## WRITTEN PROBLEM
Extract all records. Keep each one exact.

## Figure collection entries

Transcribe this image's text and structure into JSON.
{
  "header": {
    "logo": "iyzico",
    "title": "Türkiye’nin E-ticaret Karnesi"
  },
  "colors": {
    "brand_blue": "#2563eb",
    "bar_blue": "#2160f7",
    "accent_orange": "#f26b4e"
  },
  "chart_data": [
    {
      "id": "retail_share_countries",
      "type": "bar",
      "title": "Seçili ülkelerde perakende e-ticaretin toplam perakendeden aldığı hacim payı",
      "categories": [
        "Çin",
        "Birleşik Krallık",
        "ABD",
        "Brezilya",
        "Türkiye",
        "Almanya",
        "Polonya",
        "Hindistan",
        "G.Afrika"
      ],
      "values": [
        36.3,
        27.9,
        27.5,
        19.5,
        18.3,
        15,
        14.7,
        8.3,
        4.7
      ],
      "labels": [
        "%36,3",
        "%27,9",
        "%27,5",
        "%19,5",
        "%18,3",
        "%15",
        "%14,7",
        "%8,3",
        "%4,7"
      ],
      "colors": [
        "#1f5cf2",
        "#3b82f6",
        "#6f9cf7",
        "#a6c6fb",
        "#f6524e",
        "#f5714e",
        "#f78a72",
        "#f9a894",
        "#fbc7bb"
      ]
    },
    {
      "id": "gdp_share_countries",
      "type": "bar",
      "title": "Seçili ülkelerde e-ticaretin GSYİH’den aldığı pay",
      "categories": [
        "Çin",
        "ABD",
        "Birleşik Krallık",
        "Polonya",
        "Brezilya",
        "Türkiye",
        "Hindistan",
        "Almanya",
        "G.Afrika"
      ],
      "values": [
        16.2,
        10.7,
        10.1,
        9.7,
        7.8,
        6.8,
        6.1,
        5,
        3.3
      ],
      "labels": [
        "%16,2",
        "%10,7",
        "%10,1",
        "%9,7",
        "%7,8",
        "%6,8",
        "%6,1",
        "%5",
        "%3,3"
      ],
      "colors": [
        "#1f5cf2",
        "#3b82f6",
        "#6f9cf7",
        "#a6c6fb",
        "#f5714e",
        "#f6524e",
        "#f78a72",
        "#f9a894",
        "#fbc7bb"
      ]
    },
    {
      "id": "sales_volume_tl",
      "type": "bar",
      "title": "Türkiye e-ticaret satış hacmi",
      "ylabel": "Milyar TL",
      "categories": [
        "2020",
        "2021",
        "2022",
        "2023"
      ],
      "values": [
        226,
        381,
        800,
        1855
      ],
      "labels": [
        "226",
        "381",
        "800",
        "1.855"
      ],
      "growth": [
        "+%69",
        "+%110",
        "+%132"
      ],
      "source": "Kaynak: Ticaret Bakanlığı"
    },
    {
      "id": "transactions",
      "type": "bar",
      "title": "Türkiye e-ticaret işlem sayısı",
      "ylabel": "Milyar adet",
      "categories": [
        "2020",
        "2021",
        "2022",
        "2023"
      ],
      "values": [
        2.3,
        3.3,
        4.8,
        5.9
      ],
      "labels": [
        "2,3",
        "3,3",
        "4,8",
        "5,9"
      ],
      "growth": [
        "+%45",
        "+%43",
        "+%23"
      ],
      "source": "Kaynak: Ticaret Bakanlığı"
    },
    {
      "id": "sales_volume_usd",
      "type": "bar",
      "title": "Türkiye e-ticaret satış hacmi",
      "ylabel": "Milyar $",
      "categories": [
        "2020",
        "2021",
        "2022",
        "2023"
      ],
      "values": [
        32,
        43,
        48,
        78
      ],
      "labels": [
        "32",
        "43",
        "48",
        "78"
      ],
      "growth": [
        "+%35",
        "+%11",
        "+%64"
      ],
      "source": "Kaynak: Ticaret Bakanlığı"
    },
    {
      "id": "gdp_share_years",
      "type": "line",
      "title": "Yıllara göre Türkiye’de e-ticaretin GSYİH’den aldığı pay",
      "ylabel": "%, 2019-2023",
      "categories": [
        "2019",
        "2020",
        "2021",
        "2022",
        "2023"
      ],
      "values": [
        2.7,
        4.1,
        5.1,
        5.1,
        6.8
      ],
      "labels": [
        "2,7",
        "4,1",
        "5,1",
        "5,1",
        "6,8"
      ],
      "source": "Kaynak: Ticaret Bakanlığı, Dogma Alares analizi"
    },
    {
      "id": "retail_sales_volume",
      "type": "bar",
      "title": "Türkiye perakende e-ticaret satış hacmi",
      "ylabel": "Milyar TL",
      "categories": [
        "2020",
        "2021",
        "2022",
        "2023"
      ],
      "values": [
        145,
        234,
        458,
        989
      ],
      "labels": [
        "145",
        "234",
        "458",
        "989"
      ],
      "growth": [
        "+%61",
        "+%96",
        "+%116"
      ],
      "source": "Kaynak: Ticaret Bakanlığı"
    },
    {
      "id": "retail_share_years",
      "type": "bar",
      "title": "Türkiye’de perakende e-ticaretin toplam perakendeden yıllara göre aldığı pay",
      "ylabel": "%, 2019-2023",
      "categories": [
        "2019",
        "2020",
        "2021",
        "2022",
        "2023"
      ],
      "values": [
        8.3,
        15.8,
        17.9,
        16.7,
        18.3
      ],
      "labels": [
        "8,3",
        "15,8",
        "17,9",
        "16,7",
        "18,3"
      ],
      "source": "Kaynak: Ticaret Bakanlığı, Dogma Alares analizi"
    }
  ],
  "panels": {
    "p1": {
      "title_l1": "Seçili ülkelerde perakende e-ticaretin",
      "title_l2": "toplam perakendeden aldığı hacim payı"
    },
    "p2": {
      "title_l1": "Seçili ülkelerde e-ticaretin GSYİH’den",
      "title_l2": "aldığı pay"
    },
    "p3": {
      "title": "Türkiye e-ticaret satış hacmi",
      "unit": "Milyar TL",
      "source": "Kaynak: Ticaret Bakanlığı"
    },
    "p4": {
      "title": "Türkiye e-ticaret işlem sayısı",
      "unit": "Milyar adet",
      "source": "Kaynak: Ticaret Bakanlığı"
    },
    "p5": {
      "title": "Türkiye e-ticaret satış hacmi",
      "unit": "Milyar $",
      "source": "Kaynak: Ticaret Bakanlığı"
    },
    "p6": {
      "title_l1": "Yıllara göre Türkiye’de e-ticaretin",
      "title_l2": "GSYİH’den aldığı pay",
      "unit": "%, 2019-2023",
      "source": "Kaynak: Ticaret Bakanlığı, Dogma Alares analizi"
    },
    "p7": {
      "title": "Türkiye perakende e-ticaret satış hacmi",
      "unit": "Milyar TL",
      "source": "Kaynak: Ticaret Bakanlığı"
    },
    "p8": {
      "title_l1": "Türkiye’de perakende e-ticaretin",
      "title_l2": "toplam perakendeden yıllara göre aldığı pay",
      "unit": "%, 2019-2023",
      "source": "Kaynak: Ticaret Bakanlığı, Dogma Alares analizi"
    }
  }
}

## ANSWER BELOW
Transcribe this image's text and structure into JSON.
{
  "header": {
    "logo": "iyzico",
    "title": "Türkiye’nin E-ticaret Karnesi"
  },
  "colors": {
    "brand_blue": "#2563eb",
    "bar_blue": "#2160f7",
    "accent_orange": "#f26b4e"
  },
  "chart_data": [
    {
      "id": "retail_share_countries",
      "type": "bar",
      "title": "Seçili ülkelerde perakende e-ticaretin toplam perakendeden aldığı hacim payı",
      "categories": [
        "Çin",
        "Birleşik Krallık",
        "ABD",
        "Brezilya",
        "Türkiye",
        "Almanya",
        "Polonya",
        "Hindistan",
        "G.Afrika"
      ],
      "values": [
        36.3,
        27.9,
        27.5,
        19.5,
        18.3,
        15,
        14.7,
        8.3,
        4.7
      ],
      "labels": [
        "%36,3",
        "%27,9",
        "%27,5",
        "%19,5",
        "%18,3",
        "%15",
        "%14,7",
        "%8,3",
        "%4,7"
      ],
      "colors": [
        "#1f5cf2",
        "#3b82f6",
        "#6f9cf7",
        "#a6c6fb",
        "#f6524e",
        "#f5714e",
        "#f78a72",
        "#f9a894",
        "#fbc7bb"
      ]
    },
    {
      "id": "gdp_share_countries",
      "type": "bar",
      "title": "Seçili ülkelerde e-ticaretin GSYİH’den aldığı pay",
      "categories": [
        "Çin",
        "ABD",
        "Birleşik Krallık",
        "Polonya",
        "Brezilya",
        "Türkiye",
        "Hindistan",
        "Almanya",
        "G.Afrika"
      ],
      "values": [
        16.2,
        10.7,
        10.1,
        9.7,
        7.8,
        6.8,
        6.1,
        5,
        3.3
      ],
      "labels": [
        "%16,2",
        "%10,7",
        "%10,1",
        "%9,7",
        "%7,8",
        "%6,8",
        "%6,1",
        "%5",
        "%3,3"
      ],
      "colors": [
        "#1f5cf2",
        "#3b82f6",
        "#6f9cf7",
        "#a6c6fb",
        "#f5714e",
        "#f6524e",
        "#f78a72",
        "#f9a894",
        "#fbc7bb"
      ]
    },
    {
      "id": "sales_volume_tl",
      "type": "bar",
      "title": "Türkiye e-ticaret satış hacmi",
      "ylabel": "Milyar TL",
      "categories": [
        "2020",
        "2021",
        "2022",
        "2023"
      ],
      "values": [
        226,
        381,
        800,
        1855
      ],
      "labels": [
        "226",
        "381",
        "800",
        "1.855"
      ],
      "growth": [
        "+%69",
        "+%110",
        "+%132"
      ],
      "source": "Kaynak: Ticaret Bakanlığı"
    },
    {
      "id": "transactions",
      "type": "bar",
      "title": "Türkiye e-ticaret işlem sayısı",
      "ylabel": "Milyar adet",
      "categories": [
        "2020",
        "2021",
        "2022",
        "2023"
      ],
      "values": [
        2.3,
        3.3,
        4.8,
        5.9
      ],
      "labels": [
        "2,3",
        "3,3",
        "4,8",
        "5,9"
      ],
      "growth": [
        "+%45",
        "+%43",
        "+%23"
      ],
      "source": "Kaynak: Ticaret Bakanlığı"
    },
    {
      "id": "sales_volume_usd",
      "type": "bar",
      "title": "Türkiye e-ticaret satış hacmi",
      "ylabel": "Milyar $",
      "categories": [
        "2020",
        "2021",
        "2022",
        "2023"
      ],
      "values": [
        32,
        43,
        48,
        78
      ],
      "labels": [
        "32",
        "43",
        "48",
        "78"
      ],
      "growth": [
        "+%35",
        "+%11",
        "+%64"
      ],
      "source": "Kaynak: Ticaret Bakanlığı"
    },
    {
      "id": "gdp_share_years",
      "type": "line",
      "title": "Yıllara göre Türkiye’de e-ticaretin GSYİH’den aldığı pay",
      "ylabel": "%, 2019-2023",
      "categories": [
        "2019",
        "2020",
        "2021",
        "2022",
        "2023"
      ],
      "values": [
        2.7,
        4.1,
        5.1,
        5.1,
        6.8
      ],
      "labels": [
        "2,7",
        "4,1",
        "5,1",
        "5,1",
        "6,8"
      ],
      "source": "Kaynak: Ticaret Bakanlığı, Dogma Alares analizi"
    },
    {
      "id": "retail_sales_volume",
      "type": "bar",
      "title": "Türkiye perakende e-ticaret satış hacmi",
      "ylabel": "Milyar TL",
      "categories": [
        "2020",
        "2021",
        "2022",
        "2023"
      ],
      "values": [
        145,
        234,
        458,
        989
      ],
      "labels": [
        "145",
        "234",
        "458",
        "989"
      ],
      "growth": [
        "+%61",
        "+%96",
        "+%116"
      ],
      "source": "Kaynak: Ticaret Bakanlığı"
    },
    {
      "id": "retail_share_years",
      "type": "bar",
      "title": "Türkiye’de perakende e-ticaretin toplam perakendeden yıllara göre aldığı pay",
      "ylabel": "%, 2019-2023",
      "categories": [
        "2019",
        "2020",
        "2021",
        "2022",
        "2023"
      ],
      "values": [
        8.3,
        15.8,
        17.9,
        16.7,
        18.3
      ],
      "labels": [
        "8,3",
        "15,8",
        "17,9",
        "16,7",
        "18,3"
      ],
      "source": "Kaynak: Ticaret Bakanlığı, Dogma Alares analizi"
    }
  ],
  "panels": {
    "p1": {
      "title_l1": "Seçili ülkelerde perakende e-ticaretin",
      "title_l2": "toplam perakendeden aldığı hacim payı"
    },
    "p2": {
      "title_l1": "Seçili ülkelerde e-ticaretin GSYİH’den",
      "title_l2": "aldığı pay"
    },
    "p3": {
      "title": "Türkiye e-ticaret satış hacmi",
      "unit": "Milyar TL",
      "source": "Kaynak: Ticaret Bakanlığı"
    },
    "p4": {
      "title": "Türkiye e-ticaret işlem sayısı",
      "unit": "Milyar adet",
      "source": "Kaynak: Ticaret Bakanlığı"
    },
    "p5": {
      "title": "Türkiye e-ticaret satış hacmi",
      "unit": "Milyar $",
      "source": "Kaynak: Ticaret Bakanlığı"
    },
    "p6": {
      "title_l1": "Yıllara göre Türkiye’de e-ticaretin",
      "title_l2": "GSYİH’den aldığı pay",
      "unit": "%, 2019-2023",
      "source": "Kaynak: Ticaret Bakanlığı, Dogma Alares analizi"
    },
    "p7": {
      "title": "Türkiye perakende e-ticaret satış hacmi",
      "unit": "Milyar TL",
      "source": "Kaynak: Ticaret Bakanlığı"
    },
    "p8": {
      "title_l1": "Türkiye’de perakende e-ticaretin",
      "title_l2": "toplam perakendeden yıllara göre aldığı pay",
      "unit": "%, 2019-2023",
      "source": "Kaynak: Ticaret Bakanlığı, Dogma Alares analizi"
    }
  }
}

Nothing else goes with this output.